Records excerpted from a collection

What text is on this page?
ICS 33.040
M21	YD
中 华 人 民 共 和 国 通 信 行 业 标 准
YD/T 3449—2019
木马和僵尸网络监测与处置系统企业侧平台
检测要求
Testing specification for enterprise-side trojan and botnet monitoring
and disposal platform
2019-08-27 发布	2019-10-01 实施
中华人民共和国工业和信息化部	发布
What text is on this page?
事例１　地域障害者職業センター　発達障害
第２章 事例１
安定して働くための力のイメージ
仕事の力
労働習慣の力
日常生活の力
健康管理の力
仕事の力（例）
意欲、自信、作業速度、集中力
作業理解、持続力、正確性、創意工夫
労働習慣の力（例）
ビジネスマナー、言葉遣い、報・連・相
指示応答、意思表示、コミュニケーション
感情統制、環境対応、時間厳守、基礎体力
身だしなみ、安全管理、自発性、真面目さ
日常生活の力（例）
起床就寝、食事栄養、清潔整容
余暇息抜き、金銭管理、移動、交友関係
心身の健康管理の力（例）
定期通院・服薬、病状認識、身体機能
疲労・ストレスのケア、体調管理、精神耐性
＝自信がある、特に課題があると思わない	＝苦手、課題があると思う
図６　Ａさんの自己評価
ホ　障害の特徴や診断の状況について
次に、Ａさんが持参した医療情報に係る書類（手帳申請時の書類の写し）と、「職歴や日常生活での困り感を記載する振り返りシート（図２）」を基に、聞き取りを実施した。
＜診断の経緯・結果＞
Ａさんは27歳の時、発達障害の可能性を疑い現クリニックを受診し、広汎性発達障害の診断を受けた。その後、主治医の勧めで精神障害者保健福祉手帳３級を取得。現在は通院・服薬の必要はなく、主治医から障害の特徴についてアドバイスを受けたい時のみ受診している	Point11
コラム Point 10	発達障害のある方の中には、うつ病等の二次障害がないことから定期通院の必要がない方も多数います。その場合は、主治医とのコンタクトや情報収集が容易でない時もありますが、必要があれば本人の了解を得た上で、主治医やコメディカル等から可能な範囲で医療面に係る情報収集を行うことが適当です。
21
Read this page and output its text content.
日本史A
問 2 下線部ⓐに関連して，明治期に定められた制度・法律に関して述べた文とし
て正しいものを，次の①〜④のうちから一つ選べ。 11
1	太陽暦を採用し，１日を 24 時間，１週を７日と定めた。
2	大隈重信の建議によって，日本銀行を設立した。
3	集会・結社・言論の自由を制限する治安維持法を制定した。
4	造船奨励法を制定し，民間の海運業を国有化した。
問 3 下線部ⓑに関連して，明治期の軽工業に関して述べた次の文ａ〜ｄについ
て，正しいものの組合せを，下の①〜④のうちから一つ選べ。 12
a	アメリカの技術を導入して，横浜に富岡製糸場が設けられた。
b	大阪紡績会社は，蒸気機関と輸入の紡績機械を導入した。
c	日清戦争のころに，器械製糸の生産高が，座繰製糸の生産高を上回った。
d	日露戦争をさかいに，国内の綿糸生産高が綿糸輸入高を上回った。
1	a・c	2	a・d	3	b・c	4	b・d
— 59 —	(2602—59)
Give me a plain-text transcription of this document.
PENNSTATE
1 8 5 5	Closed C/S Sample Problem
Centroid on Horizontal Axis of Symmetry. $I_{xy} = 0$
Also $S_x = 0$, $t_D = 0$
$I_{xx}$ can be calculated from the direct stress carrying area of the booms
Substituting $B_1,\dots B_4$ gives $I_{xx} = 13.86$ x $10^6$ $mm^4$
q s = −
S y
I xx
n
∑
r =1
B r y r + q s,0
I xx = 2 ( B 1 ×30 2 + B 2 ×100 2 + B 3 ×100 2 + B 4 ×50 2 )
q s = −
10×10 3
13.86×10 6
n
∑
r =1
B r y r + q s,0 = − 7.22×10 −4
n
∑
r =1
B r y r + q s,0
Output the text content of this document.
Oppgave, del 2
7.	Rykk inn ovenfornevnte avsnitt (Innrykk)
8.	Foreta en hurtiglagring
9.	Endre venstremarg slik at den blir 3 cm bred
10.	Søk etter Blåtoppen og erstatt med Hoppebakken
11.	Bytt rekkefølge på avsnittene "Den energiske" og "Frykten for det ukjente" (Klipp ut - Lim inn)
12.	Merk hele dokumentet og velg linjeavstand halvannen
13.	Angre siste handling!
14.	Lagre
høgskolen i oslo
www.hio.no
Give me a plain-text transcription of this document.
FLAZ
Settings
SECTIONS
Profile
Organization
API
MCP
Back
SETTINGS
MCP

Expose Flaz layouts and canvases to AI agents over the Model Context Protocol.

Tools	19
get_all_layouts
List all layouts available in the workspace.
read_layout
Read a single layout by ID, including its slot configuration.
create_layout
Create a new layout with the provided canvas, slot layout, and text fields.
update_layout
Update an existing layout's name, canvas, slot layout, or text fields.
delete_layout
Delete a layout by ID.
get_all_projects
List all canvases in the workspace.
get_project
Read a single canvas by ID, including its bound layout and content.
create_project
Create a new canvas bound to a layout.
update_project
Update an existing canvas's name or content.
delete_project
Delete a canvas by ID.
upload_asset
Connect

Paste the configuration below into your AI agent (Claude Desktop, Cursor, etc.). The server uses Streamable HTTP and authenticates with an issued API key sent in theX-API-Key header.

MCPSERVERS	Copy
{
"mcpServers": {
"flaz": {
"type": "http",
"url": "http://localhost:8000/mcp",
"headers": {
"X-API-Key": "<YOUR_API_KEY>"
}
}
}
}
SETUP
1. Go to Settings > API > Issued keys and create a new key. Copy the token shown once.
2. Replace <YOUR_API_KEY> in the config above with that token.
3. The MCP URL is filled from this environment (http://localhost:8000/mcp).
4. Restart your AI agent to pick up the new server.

Task instructions » Gather up every line from the listing above in which the word "workspace" occurs.

Exercise response »
List all layouts available in the workspace.
List all canvases in the workspace.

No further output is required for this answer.